**WRITTEN TASK**.
Give the number of lines in the records below that include "name". Reply with that number alone.

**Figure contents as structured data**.

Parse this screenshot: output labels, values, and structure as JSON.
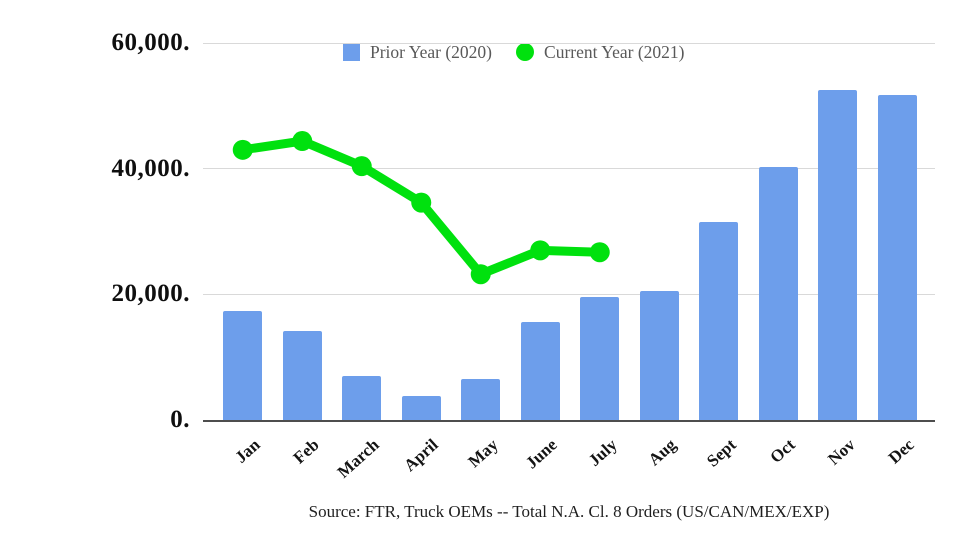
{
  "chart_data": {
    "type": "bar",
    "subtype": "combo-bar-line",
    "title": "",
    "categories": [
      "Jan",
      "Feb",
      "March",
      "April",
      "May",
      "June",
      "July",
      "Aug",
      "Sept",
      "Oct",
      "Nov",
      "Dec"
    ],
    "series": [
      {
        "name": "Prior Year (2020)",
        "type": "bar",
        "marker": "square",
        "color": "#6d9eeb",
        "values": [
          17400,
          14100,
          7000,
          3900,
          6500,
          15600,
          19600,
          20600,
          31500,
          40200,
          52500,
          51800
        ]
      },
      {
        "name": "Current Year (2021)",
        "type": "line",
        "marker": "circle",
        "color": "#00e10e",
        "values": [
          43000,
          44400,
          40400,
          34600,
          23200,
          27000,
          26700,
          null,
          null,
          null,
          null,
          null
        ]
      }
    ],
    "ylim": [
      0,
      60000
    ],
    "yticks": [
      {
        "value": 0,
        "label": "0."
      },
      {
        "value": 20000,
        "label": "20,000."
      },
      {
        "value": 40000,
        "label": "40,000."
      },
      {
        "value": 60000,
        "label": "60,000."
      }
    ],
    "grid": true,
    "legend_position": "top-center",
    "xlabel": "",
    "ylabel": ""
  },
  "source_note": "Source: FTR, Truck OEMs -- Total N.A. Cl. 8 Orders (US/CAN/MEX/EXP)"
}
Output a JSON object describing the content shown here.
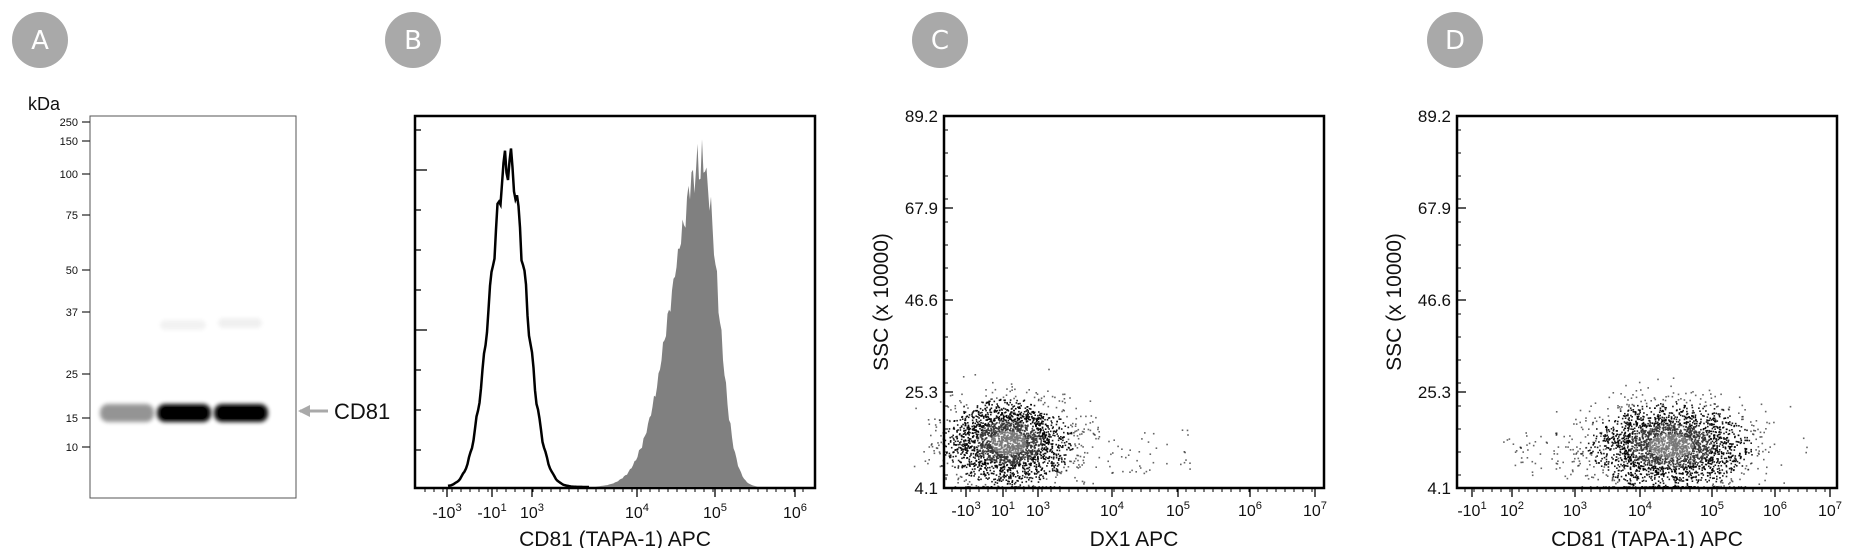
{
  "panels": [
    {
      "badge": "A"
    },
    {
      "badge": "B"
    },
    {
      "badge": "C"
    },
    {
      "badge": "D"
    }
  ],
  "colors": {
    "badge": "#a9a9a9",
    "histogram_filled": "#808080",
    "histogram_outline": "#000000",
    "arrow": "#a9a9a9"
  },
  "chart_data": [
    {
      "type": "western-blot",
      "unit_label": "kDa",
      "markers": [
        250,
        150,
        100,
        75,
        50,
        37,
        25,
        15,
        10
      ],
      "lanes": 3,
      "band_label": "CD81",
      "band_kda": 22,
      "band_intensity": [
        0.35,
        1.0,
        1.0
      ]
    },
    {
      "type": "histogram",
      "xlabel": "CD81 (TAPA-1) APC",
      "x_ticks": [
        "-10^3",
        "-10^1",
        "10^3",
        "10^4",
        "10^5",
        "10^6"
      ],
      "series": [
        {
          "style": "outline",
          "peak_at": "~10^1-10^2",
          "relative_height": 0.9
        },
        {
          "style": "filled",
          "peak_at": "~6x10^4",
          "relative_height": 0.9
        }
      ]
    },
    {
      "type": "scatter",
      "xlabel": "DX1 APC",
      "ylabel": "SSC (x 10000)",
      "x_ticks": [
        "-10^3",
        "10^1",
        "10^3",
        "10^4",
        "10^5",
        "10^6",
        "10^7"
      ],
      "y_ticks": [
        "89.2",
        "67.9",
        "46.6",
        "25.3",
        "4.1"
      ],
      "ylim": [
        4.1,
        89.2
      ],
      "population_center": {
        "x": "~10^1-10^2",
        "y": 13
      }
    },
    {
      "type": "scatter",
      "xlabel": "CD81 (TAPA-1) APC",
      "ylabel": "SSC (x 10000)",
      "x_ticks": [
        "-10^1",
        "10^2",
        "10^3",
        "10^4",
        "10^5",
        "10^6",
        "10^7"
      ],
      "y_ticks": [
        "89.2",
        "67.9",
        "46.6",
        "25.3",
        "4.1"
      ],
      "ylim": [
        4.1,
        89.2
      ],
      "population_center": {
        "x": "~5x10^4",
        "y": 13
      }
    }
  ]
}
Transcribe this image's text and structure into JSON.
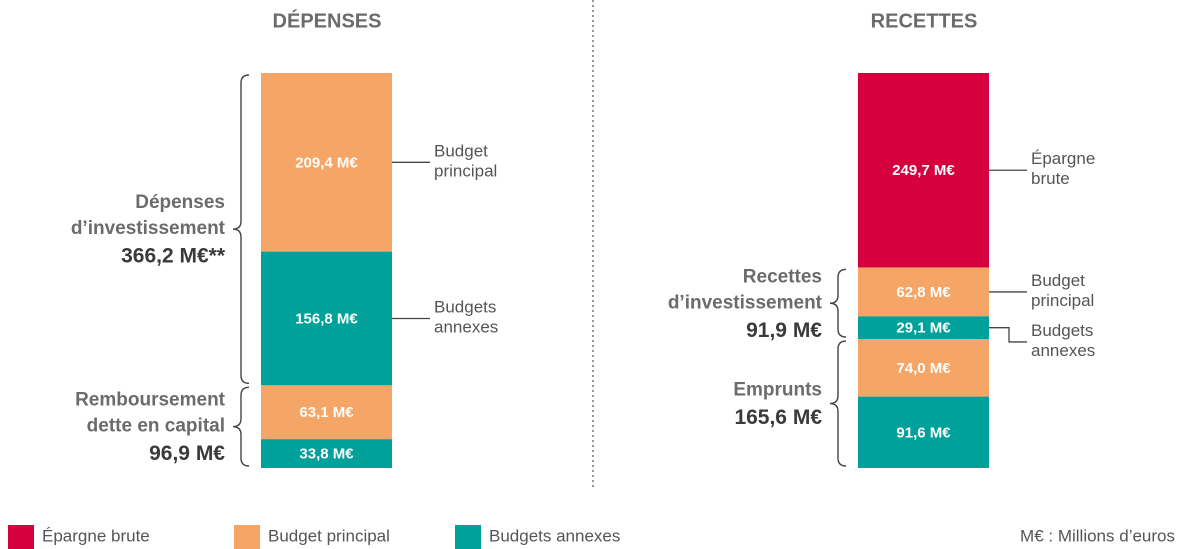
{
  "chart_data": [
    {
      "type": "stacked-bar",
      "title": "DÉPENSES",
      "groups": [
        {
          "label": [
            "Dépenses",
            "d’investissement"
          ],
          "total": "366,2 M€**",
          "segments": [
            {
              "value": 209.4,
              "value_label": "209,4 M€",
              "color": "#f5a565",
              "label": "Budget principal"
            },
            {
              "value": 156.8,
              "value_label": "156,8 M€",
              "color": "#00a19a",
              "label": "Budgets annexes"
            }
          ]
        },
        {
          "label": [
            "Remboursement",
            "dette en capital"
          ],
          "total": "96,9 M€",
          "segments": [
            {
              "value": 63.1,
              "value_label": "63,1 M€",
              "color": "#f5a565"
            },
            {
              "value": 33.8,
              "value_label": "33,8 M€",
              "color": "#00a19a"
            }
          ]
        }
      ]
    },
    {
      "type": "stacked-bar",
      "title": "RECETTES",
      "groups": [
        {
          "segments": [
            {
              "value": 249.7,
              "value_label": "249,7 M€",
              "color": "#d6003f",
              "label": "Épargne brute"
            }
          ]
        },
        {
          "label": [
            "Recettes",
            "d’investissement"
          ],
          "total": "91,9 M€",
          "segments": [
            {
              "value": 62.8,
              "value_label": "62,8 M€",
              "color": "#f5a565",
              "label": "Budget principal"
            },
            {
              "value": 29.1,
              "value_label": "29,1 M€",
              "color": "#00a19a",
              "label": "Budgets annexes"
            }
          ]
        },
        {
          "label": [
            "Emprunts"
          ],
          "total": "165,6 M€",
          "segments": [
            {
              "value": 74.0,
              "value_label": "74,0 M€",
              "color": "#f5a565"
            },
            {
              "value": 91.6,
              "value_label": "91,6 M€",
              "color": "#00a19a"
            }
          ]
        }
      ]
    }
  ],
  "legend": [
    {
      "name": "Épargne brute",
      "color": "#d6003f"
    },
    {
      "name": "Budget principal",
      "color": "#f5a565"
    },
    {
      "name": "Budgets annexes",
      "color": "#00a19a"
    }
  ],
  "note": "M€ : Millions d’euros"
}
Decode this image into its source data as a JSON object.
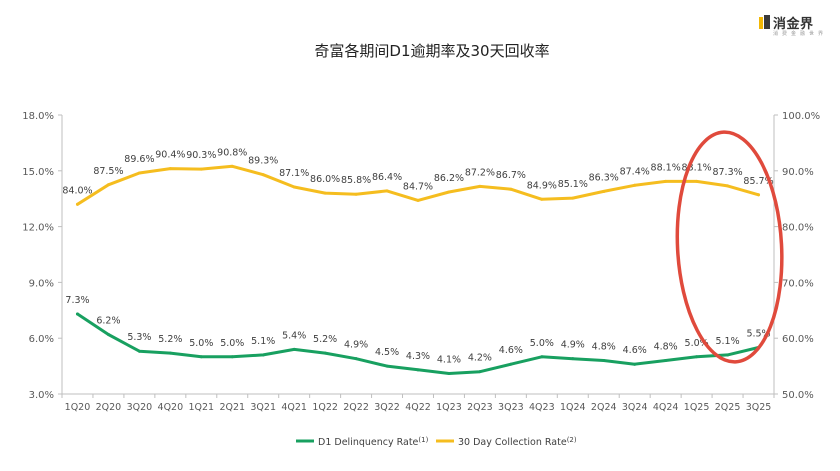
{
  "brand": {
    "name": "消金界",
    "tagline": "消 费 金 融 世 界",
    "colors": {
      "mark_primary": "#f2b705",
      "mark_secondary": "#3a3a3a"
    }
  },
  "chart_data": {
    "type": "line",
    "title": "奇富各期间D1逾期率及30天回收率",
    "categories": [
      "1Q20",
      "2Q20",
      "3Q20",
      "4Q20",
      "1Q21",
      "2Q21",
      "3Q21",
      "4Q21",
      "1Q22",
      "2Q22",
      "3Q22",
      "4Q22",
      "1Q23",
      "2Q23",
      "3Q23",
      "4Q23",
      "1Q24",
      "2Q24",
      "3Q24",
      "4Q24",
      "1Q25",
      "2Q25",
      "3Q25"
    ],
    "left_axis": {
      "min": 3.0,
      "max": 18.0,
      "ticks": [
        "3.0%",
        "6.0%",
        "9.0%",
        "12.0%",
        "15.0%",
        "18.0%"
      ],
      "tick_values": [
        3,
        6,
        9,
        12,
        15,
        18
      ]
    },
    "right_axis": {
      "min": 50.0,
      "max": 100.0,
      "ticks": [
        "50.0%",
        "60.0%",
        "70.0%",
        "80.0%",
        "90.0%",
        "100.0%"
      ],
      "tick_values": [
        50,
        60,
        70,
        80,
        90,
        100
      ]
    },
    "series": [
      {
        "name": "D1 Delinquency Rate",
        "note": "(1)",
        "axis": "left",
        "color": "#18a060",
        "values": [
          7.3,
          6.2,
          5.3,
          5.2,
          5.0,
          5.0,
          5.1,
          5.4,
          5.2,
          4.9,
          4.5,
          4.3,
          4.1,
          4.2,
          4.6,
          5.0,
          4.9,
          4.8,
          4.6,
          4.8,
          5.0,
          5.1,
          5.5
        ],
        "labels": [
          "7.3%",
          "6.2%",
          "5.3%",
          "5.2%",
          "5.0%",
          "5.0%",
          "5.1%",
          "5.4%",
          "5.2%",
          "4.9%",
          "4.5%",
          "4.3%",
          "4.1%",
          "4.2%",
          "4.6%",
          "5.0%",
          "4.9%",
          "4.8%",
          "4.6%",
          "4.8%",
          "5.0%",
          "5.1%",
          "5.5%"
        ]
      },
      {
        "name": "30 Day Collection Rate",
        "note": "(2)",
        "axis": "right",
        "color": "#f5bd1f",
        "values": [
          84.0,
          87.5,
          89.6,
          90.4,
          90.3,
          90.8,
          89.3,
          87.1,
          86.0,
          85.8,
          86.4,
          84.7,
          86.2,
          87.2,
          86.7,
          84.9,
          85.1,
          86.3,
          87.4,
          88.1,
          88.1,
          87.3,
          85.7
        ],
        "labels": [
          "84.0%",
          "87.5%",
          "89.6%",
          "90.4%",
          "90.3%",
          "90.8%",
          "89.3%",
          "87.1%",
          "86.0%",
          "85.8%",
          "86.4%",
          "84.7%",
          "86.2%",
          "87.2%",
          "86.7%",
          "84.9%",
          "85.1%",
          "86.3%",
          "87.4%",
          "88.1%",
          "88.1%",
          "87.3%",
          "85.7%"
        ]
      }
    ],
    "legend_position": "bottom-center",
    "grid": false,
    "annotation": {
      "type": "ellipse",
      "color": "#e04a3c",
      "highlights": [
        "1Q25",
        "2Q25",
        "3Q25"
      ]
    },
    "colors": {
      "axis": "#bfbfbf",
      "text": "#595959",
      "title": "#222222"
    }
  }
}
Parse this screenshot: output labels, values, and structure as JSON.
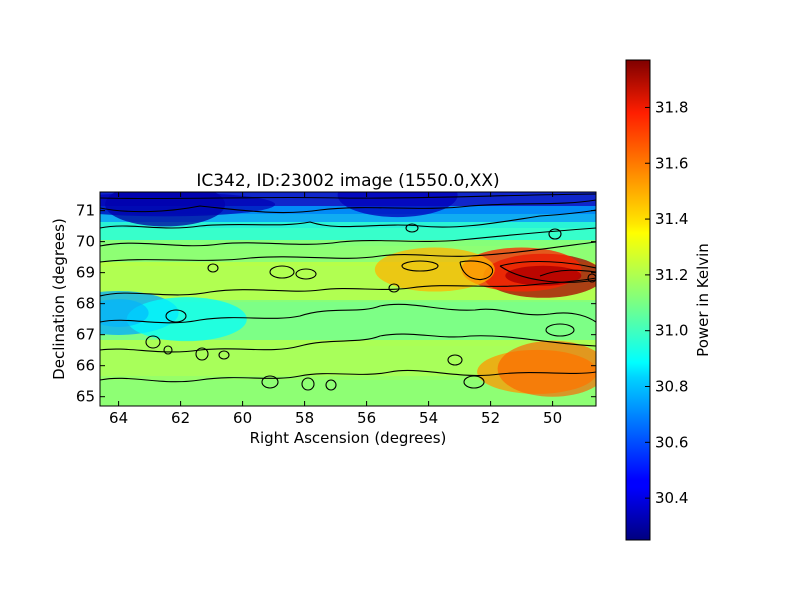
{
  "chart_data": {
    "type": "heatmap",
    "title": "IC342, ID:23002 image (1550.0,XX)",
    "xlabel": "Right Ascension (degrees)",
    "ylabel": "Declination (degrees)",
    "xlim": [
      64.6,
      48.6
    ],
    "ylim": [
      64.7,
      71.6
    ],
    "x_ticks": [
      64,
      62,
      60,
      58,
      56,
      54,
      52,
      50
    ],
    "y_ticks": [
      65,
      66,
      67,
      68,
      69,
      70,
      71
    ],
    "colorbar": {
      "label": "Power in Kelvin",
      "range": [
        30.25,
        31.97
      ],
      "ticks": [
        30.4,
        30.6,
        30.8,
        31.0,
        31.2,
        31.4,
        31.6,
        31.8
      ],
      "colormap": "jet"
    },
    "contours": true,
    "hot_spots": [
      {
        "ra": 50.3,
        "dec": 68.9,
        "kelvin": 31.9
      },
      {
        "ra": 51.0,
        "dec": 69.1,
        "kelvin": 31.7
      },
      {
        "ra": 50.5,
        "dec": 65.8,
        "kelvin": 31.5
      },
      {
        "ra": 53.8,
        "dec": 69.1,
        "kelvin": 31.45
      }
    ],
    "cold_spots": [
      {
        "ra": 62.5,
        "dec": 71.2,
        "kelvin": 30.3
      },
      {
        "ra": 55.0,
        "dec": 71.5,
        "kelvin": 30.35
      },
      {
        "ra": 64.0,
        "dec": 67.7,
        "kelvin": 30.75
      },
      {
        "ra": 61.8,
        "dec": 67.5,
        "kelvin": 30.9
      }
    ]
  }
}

**PROBLEM SOLUTION**.
8